[What is needed]
What is needed here is an exact copy of all the records below.

[Component data from apps and pages]
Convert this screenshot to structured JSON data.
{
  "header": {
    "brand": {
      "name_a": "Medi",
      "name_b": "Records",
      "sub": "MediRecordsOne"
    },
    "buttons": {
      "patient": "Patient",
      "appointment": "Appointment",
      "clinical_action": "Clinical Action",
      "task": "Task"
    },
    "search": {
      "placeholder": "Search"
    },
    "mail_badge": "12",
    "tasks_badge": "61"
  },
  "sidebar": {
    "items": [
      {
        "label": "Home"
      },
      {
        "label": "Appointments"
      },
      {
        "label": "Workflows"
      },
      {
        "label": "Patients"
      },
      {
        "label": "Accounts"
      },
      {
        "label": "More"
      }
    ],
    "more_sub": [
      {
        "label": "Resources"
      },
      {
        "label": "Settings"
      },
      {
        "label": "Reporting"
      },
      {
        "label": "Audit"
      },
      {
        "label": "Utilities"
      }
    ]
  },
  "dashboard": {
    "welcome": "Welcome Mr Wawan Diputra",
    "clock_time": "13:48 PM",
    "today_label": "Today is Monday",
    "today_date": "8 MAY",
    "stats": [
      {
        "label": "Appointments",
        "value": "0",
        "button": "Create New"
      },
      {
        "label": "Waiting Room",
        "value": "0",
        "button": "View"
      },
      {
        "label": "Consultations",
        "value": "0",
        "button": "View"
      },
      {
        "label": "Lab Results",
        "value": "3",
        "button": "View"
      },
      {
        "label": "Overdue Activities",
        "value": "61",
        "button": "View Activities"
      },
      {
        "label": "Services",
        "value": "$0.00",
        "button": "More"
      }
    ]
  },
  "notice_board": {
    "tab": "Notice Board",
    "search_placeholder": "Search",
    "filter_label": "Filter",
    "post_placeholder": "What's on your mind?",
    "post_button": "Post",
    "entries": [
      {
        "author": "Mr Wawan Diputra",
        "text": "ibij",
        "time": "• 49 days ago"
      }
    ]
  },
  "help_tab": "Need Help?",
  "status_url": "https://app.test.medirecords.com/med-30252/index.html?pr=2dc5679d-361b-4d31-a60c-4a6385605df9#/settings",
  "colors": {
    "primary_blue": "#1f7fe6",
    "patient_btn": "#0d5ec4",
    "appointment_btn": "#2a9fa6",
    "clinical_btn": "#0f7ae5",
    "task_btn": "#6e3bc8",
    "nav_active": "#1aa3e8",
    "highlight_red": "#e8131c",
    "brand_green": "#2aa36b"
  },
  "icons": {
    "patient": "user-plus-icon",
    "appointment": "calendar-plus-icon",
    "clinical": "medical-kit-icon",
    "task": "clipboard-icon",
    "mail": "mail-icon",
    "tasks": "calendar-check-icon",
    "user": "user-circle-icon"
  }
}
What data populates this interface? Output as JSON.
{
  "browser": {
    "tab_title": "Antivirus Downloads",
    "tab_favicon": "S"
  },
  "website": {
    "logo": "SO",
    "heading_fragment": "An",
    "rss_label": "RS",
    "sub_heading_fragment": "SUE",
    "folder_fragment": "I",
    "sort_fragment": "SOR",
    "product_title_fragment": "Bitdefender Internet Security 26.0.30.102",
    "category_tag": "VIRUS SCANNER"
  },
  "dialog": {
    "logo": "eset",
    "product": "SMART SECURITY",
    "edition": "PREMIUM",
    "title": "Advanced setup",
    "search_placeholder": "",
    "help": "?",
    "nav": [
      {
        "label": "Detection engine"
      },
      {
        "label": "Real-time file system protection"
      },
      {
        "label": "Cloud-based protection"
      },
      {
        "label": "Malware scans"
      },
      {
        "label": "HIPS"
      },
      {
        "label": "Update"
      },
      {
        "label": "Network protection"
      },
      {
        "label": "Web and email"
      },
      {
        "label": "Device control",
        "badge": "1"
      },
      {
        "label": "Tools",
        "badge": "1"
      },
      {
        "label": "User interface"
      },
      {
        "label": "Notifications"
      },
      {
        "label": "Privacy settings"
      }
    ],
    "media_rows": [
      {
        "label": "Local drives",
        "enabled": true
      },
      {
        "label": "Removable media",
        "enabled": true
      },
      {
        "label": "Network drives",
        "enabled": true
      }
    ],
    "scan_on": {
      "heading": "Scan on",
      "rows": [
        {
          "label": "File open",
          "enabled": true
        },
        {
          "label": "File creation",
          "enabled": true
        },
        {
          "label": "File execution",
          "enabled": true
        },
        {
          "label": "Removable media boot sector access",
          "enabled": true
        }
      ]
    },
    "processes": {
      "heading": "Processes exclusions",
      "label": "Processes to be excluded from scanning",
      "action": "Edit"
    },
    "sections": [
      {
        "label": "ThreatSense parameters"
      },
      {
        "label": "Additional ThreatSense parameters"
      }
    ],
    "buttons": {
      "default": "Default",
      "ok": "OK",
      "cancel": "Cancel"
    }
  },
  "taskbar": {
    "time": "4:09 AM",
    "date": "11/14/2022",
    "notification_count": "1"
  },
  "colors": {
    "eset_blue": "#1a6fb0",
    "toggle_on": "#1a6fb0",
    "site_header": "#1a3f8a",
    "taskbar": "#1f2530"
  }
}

[Finished task]
Convert this screenshot to structured JSON data.
{
  "header": {
    "brand": {
      "name_a": "Medi",
      "name_b": "Records",
      "sub": "MediRecordsOne"
    },
    "buttons": {
      "patient": "Patient",
      "appointment": "Appointment",
      "clinical_action": "Clinical Action",
      "task": "Task"
    },
    "search": {
      "placeholder": "Search"
    },
    "mail_badge": "12",
    "tasks_badge": "61"
  },
  "sidebar": {
    "items": [
      {
        "label": "Home"
      },
      {
        "label": "Appointments"
      },
      {
        "label": "Workflows"
      },
      {
        "label": "Patients"
      },
      {
        "label": "Accounts"
      },
      {
        "label": "More"
      }
    ],
    "more_sub": [
      {
        "label": "Resources"
      },
      {
        "label": "Settings"
      },
      {
        "label": "Reporting"
      },
      {
        "label": "Audit"
      },
      {
        "label": "Utilities"
      }
    ]
  },
  "dashboard": {
    "welcome": "Welcome Mr Wawan Diputra",
    "clock_time": "13:48 PM",
    "today_label": "Today is Monday",
    "today_date": "8 MAY",
    "stats": [
      {
        "label": "Appointments",
        "value": "0",
        "button": "Create New"
      },
      {
        "label": "Waiting Room",
        "value": "0",
        "button": "View"
      },
      {
        "label": "Consultations",
        "value": "0",
        "button": "View"
      },
      {
        "label": "Lab Results",
        "value": "3",
        "button": "View"
      },
      {
        "label": "Overdue Activities",
        "value": "61",
        "button": "View Activities"
      },
      {
        "label": "Services",
        "value": "$0.00",
        "button": "More"
      }
    ]
  },
  "notice_board": {
    "tab": "Notice Board",
    "search_placeholder": "Search",
    "filter_label": "Filter",
    "post_placeholder": "What's on your mind?",
    "post_button": "Post",
    "entries": [
      {
        "author": "Mr Wawan Diputra",
        "text": "ibij",
        "time": "• 49 days ago"
      }
    ]
  },
  "help_tab": "Need Help?",
  "status_url": "https://app.test.medirecords.com/med-30252/index.html?pr=2dc5679d-361b-4d31-a60c-4a6385605df9#/settings",
  "colors": {
    "primary_blue": "#1f7fe6",
    "patient_btn": "#0d5ec4",
    "appointment_btn": "#2a9fa6",
    "clinical_btn": "#0f7ae5",
    "task_btn": "#6e3bc8",
    "nav_active": "#1aa3e8",
    "highlight_red": "#e8131c",
    "brand_green": "#2aa36b"
  },
  "icons": {
    "patient": "user-plus-icon",
    "appointment": "calendar-plus-icon",
    "clinical": "medical-kit-icon",
    "task": "clipboard-icon",
    "mail": "mail-icon",
    "tasks": "calendar-check-icon",
    "user": "user-circle-icon"
  }
}
What data populates this interface? Output as JSON.
{
  "browser": {
    "tab_title": "Antivirus Downloads",
    "tab_favicon": "S"
  },
  "website": {
    "logo": "SO",
    "heading_fragment": "An",
    "rss_label": "RS",
    "sub_heading_fragment": "SUE",
    "folder_fragment": "I",
    "sort_fragment": "SOR",
    "product_title_fragment": "Bitdefender Internet Security 26.0.30.102",
    "category_tag": "VIRUS SCANNER"
  },
  "dialog": {
    "logo": "eset",
    "product": "SMART SECURITY",
    "edition": "PREMIUM",
    "title": "Advanced setup",
    "search_placeholder": "",
    "help": "?",
    "nav": [
      {
        "label": "Detection engine"
      },
      {
        "label": "Real-time file system protection"
      },
      {
        "label": "Cloud-based protection"
      },
      {
        "label": "Malware scans"
      },
      {
        "label": "HIPS"
      },
      {
        "label": "Update"
      },
      {
        "label": "Network protection"
      },
      {
        "label": "Web and email"
      },
      {
        "label": "Device control",
        "badge": "1"
      },
      {
        "label": "Tools",
        "badge": "1"
      },
      {
        "label": "User interface"
      },
      {
        "label": "Notifications"
      },
      {
        "label": "Privacy settings"
      }
    ],
    "media_rows": [
      {
        "label": "Local drives",
        "enabled": true
      },
      {
        "label": "Removable media",
        "enabled": true
      },
      {
        "label": "Network drives",
        "enabled": true
      }
    ],
    "scan_on": {
      "heading": "Scan on",
      "rows": [
        {
          "label": "File open",
          "enabled": true
        },
        {
          "label": "File creation",
          "enabled": true
        },
        {
          "label": "File execution",
          "enabled": true
        },
        {
          "label": "Removable media boot sector access",
          "enabled": true
        }
      ]
    },
    "processes": {
      "heading": "Processes exclusions",
      "label": "Processes to be excluded from scanning",
      "action": "Edit"
    },
    "sections": [
      {
        "label": "ThreatSense parameters"
      },
      {
        "label": "Additional ThreatSense parameters"
      }
    ],
    "buttons": {
      "default": "Default",
      "ok": "OK",
      "cancel": "Cancel"
    }
  },
  "taskbar": {
    "time": "4:09 AM",
    "date": "11/14/2022",
    "notification_count": "1"
  },
  "colors": {
    "eset_blue": "#1a6fb0",
    "toggle_on": "#1a6fb0",
    "site_header": "#1a3f8a",
    "taskbar": "#1f2530"
  }
}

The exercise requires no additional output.